# RECORDS PROVIDED start

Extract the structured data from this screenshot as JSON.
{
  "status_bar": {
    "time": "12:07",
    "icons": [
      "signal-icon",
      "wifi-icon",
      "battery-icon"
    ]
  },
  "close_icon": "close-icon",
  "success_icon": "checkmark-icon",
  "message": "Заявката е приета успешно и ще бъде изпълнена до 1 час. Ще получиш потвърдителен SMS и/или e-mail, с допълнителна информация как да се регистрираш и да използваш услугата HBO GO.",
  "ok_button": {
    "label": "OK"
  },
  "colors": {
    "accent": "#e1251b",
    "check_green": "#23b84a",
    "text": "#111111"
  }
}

# RECORDS PROVIDED end

*GIVEN TASK*
Every entry must be output again, exactly as written above.

*WORKED ANSWER*
Extract the structured data from this screenshot as JSON.
{
  "status_bar": {
    "time": "12:07",
    "icons": [
      "signal-icon",
      "wifi-icon",
      "battery-icon"
    ]
  },
  "close_icon": "close-icon",
  "success_icon": "checkmark-icon",
  "message": "Заявката е приета успешно и ще бъде изпълнена до 1 час. Ще получиш потвърдителен SMS и/или e-mail, с допълнителна информация как да се регистрираш и да използваш услугата HBO GO.",
  "ok_button": {
    "label": "OK"
  },
  "colors": {
    "accent": "#e1251b",
    "check_green": "#23b84a",
    "text": "#111111"
  }
}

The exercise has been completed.